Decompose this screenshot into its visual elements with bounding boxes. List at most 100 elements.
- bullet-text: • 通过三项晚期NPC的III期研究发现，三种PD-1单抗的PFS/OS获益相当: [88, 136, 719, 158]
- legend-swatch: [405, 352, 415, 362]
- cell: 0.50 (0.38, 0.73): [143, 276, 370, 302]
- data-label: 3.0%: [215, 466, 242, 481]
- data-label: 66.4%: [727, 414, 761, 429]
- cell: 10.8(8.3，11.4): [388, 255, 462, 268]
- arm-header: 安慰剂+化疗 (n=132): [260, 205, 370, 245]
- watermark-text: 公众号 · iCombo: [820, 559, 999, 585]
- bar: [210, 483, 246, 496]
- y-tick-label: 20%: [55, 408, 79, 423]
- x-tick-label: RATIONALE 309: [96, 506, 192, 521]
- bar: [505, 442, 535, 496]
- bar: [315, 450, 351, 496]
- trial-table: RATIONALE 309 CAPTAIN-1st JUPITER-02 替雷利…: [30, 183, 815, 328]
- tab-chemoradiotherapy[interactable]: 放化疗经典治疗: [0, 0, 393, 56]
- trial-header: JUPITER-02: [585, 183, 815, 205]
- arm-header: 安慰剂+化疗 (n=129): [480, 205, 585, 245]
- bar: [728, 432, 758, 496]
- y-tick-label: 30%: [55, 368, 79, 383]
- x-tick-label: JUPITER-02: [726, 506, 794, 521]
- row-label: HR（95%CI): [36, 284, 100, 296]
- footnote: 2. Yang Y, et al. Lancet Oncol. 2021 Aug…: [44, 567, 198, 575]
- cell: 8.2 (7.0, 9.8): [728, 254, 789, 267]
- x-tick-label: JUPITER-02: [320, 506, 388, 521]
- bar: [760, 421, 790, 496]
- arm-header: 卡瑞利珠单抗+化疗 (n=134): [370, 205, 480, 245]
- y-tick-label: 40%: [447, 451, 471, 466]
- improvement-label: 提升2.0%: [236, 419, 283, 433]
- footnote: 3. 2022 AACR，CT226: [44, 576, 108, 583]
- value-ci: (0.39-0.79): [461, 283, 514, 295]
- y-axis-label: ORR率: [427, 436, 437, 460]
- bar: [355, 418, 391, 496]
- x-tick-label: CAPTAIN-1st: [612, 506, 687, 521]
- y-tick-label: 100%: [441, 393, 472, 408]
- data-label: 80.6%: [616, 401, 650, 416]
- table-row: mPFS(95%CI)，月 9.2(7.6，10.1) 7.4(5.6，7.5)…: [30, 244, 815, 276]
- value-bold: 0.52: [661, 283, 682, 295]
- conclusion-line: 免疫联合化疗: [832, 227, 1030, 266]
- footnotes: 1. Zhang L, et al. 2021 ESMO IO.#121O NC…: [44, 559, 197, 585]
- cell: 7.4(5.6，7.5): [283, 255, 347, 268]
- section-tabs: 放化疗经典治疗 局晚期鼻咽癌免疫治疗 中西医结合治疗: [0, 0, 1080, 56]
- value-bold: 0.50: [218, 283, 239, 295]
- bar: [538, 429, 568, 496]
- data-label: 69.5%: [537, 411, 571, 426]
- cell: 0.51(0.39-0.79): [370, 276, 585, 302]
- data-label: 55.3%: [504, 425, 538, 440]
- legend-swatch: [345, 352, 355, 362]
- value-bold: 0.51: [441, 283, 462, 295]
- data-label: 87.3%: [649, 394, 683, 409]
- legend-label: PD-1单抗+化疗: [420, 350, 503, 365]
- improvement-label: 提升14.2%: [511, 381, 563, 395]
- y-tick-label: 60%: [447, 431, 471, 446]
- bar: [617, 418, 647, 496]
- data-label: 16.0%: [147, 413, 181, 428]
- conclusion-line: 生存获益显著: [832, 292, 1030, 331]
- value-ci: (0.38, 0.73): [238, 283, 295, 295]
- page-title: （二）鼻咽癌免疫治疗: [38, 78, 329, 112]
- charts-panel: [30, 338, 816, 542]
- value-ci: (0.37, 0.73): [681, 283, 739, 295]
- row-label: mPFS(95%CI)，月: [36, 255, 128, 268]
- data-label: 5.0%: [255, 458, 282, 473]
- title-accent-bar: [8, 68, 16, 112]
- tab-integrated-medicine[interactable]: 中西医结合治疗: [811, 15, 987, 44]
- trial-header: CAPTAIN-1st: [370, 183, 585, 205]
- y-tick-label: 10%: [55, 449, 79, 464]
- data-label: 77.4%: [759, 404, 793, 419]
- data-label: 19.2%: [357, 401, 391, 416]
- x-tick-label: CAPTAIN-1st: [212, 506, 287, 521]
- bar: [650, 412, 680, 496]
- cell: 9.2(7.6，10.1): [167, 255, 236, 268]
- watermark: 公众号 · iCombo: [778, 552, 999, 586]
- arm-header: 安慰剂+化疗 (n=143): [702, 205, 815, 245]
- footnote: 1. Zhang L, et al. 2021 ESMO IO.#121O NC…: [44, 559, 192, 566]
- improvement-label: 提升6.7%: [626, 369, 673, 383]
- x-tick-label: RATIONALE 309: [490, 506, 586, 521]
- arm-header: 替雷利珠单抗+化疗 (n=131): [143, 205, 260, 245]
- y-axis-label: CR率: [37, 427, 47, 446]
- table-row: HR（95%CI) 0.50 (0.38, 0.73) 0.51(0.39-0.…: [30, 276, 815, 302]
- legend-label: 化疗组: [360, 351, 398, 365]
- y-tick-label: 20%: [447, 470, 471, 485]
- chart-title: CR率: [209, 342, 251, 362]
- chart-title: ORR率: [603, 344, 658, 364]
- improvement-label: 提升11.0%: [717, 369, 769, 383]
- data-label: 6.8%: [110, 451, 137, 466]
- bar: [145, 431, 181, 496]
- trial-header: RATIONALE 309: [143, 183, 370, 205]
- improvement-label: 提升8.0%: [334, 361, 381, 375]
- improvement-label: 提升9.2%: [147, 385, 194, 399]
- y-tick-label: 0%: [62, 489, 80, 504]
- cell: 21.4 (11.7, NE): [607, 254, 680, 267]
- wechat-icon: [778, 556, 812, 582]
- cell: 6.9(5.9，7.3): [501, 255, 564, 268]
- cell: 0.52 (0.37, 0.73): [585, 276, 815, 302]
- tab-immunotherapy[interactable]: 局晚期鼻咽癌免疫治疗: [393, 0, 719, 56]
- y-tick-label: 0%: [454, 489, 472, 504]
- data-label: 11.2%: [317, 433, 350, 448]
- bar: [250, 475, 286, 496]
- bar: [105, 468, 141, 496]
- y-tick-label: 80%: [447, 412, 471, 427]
══════════
- _EXERCISE DESCRIPTION_:
Retype all of the entries above exactly, line for line.

- _EXERCISE OUTPUT_:
Decompose this screenshot into its visual elements with bounding boxes. List at most 100 elements.
- bullet-text: • 通过三项晚期NPC的III期研究发现，三种PD-1单抗的PFS/OS获益相当: [88, 136, 719, 158]
- legend-swatch: [405, 352, 415, 362]
- cell: 0.50 (0.38, 0.73): [143, 276, 370, 302]
- data-label: 3.0%: [215, 466, 242, 481]
- data-label: 66.4%: [727, 414, 761, 429]
- cell: 10.8(8.3，11.4): [388, 255, 462, 268]
- arm-header: 安慰剂+化疗 (n=132): [260, 205, 370, 245]
- watermark-text: 公众号 · iCombo: [820, 559, 999, 585]
- bar: [210, 483, 246, 496]
- y-tick-label: 20%: [55, 408, 79, 423]
- x-tick-label: RATIONALE 309: [96, 506, 192, 521]
- bar: [505, 442, 535, 496]
- bar: [315, 450, 351, 496]
- trial-table: RATIONALE 309 CAPTAIN-1st JUPITER-02 替雷利…: [30, 183, 815, 328]
- tab-chemoradiotherapy[interactable]: 放化疗经典治疗: [0, 0, 393, 56]
- trial-header: JUPITER-02: [585, 183, 815, 205]
- arm-header: 安慰剂+化疗 (n=129): [480, 205, 585, 245]
- bar: [728, 432, 758, 496]
- y-tick-label: 30%: [55, 368, 79, 383]
- x-tick-label: JUPITER-02: [726, 506, 794, 521]
- row-label: HR（95%CI): [36, 284, 100, 296]
- footnote: 2. Yang Y, et al. Lancet Oncol. 2021 Aug…: [44, 567, 198, 575]
- cell: 8.2 (7.0, 9.8): [728, 254, 789, 267]
- x-tick-label: JUPITER-02: [320, 506, 388, 521]
- bar: [760, 421, 790, 496]
- arm-header: 卡瑞利珠单抗+化疗 (n=134): [370, 205, 480, 245]
- y-tick-label: 40%: [447, 451, 471, 466]
- improvement-label: 提升2.0%: [236, 419, 283, 433]
- footnote: 3. 2022 AACR，CT226: [44, 576, 108, 583]
- value-ci: (0.39-0.79): [461, 283, 514, 295]
- y-axis-label: ORR率: [427, 436, 437, 460]
- bar: [355, 418, 391, 496]
- x-tick-label: CAPTAIN-1st: [612, 506, 687, 521]
- y-tick-label: 100%: [441, 393, 472, 408]
- data-label: 80.6%: [616, 401, 650, 416]
- table-row: mPFS(95%CI)，月 9.2(7.6，10.1) 7.4(5.6，7.5)…: [30, 244, 815, 276]
- value-bold: 0.52: [661, 283, 682, 295]
- conclusion-line: 免疫联合化疗: [832, 227, 1030, 266]
- footnotes: 1. Zhang L, et al. 2021 ESMO IO.#121O NC…: [44, 559, 197, 585]
- cell: 7.4(5.6，7.5): [283, 255, 347, 268]
- section-tabs: 放化疗经典治疗 局晚期鼻咽癌免疫治疗 中西医结合治疗: [0, 0, 1080, 56]
- value-bold: 0.50: [218, 283, 239, 295]
- bar: [538, 429, 568, 496]
- data-label: 69.5%: [537, 411, 571, 426]
- cell: 0.51(0.39-0.79): [370, 276, 585, 302]
- data-label: 55.3%: [504, 425, 538, 440]
- legend-swatch: [345, 352, 355, 362]
- value-bold: 0.51: [441, 283, 462, 295]
- data-label: 87.3%: [649, 394, 683, 409]
- legend-label: PD-1单抗+化疗: [420, 350, 503, 365]
- improvement-label: 提升14.2%: [511, 381, 563, 395]
- y-tick-label: 60%: [447, 431, 471, 446]
- bar: [617, 418, 647, 496]
- data-label: 16.0%: [147, 413, 181, 428]
- conclusion-line: 生存获益显著: [832, 292, 1030, 331]
- value-ci: (0.38, 0.73): [238, 283, 295, 295]
- page-title: （二）鼻咽癌免疫治疗: [38, 78, 329, 112]
- charts-panel: [30, 338, 816, 542]
- value-ci: (0.37, 0.73): [681, 283, 739, 295]
- row-label: mPFS(95%CI)，月: [36, 255, 128, 268]
- data-label: 5.0%: [255, 458, 282, 473]
- title-accent-bar: [8, 68, 16, 112]
- tab-integrated-medicine[interactable]: 中西医结合治疗: [811, 15, 987, 44]
- trial-header: CAPTAIN-1st: [370, 183, 585, 205]
- y-tick-label: 10%: [55, 449, 79, 464]
- data-label: 77.4%: [759, 404, 793, 419]
- data-label: 19.2%: [357, 401, 391, 416]
- x-tick-label: CAPTAIN-1st: [212, 506, 287, 521]
- bar: [650, 412, 680, 496]
- cell: 9.2(7.6，10.1): [167, 255, 236, 268]
- watermark: 公众号 · iCombo: [778, 552, 999, 586]
- arm-header: 安慰剂+化疗 (n=143): [702, 205, 815, 245]
- footnote: 1. Zhang L, et al. 2021 ESMO IO.#121O NC…: [44, 559, 192, 566]
- improvement-label: 提升6.7%: [626, 369, 673, 383]
- x-tick-label: RATIONALE 309: [490, 506, 586, 521]
- arm-header: 替雷利珠单抗+化疗 (n=131): [143, 205, 260, 245]
- y-axis-label: CR率: [37, 427, 47, 446]
- table-row: HR（95%CI) 0.50 (0.38, 0.73) 0.51(0.39-0.…: [30, 276, 815, 302]
- legend-label: 化疗组: [360, 351, 398, 365]
- y-tick-label: 20%: [447, 470, 471, 485]
- chart-title: CR率: [209, 342, 251, 362]
- chart-title: ORR率: [603, 344, 658, 364]
- improvement-label: 提升11.0%: [717, 369, 769, 383]
- data-label: 6.8%: [110, 451, 137, 466]
- bar: [145, 431, 181, 496]
- trial-header: RATIONALE 309: [143, 183, 370, 205]
- improvement-label: 提升8.0%: [334, 361, 381, 375]
- improvement-label: 提升9.2%: [147, 385, 194, 399]
- y-tick-label: 0%: [62, 489, 80, 504]
- cell: 21.4 (11.7, NE): [607, 254, 680, 267]
- wechat-icon: [778, 556, 812, 582]
- cell: 6.9(5.9，7.3): [501, 255, 564, 268]
- cell: 0.52 (0.37, 0.73): [585, 276, 815, 302]
- tab-immunotherapy[interactable]: 局晚期鼻咽癌免疫治疗: [393, 0, 719, 56]
- y-tick-label: 0%: [454, 489, 472, 504]
- data-label: 11.2%: [317, 433, 350, 448]
- bar: [250, 475, 286, 496]
- bar: [105, 468, 141, 496]
- y-tick-label: 80%: [447, 412, 471, 427]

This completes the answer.